Data records:
■ ■ ■ ■ ■ ■ ■
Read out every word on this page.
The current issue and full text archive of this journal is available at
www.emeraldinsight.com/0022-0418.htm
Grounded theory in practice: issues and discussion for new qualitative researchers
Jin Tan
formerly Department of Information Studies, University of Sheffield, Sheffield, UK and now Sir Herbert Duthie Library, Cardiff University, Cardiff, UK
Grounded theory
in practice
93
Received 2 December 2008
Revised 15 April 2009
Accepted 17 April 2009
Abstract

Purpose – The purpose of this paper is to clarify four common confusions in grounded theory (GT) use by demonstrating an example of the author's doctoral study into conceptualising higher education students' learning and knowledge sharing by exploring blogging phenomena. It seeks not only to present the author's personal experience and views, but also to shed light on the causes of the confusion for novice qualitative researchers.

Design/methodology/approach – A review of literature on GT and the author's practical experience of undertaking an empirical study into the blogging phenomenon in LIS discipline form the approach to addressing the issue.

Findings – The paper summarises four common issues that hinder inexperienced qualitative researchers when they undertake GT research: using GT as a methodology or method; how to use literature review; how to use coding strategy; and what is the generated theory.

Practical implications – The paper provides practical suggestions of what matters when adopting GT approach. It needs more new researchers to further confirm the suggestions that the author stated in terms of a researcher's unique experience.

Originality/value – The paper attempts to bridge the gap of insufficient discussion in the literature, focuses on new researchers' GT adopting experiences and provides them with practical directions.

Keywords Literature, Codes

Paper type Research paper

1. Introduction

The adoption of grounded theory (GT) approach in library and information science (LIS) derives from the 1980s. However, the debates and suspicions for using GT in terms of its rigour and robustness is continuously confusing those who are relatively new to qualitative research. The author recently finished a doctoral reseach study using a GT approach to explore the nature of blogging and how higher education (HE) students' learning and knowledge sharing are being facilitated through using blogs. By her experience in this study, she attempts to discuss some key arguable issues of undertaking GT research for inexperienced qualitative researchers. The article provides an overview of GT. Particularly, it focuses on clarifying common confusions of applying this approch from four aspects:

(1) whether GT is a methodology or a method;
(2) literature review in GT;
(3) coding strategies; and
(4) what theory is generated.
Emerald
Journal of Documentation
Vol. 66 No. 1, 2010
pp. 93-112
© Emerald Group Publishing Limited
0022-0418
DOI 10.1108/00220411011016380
■ ■ ■ ■ ■ ■ ■
◆ WHAT IS EXPECTED:
Copy out every line where the word "terms" occurs.

◆ FINISHED TASK:
Practical implications – The paper provides practical suggestions of what matters when adopting GT approach. It needs more new researchers to further confirm the suggestions that the author stated in terms of a researcher's unique experience.
The adoption of grounded theory (GT) approach in library and information science (LIS) derives from the 1980s. However, the debates and suspicions for using GT in terms of its rigour and robustness is continuously confusing those who are relatively new to qualitative research. The author recently finished a doctoral reseach study using a GT approach to explore the nature of blogging and how higher education (HE) students' learning and knowledge sharing are being facilitated through using blogs. By her experience in this study, she attempts to discuss some key arguable issues of undertaking GT research for inexperienced qualitative researchers. The article provides an overview of GT. Particularly, it focuses on clarifying common confusions of applying this approch from four aspects:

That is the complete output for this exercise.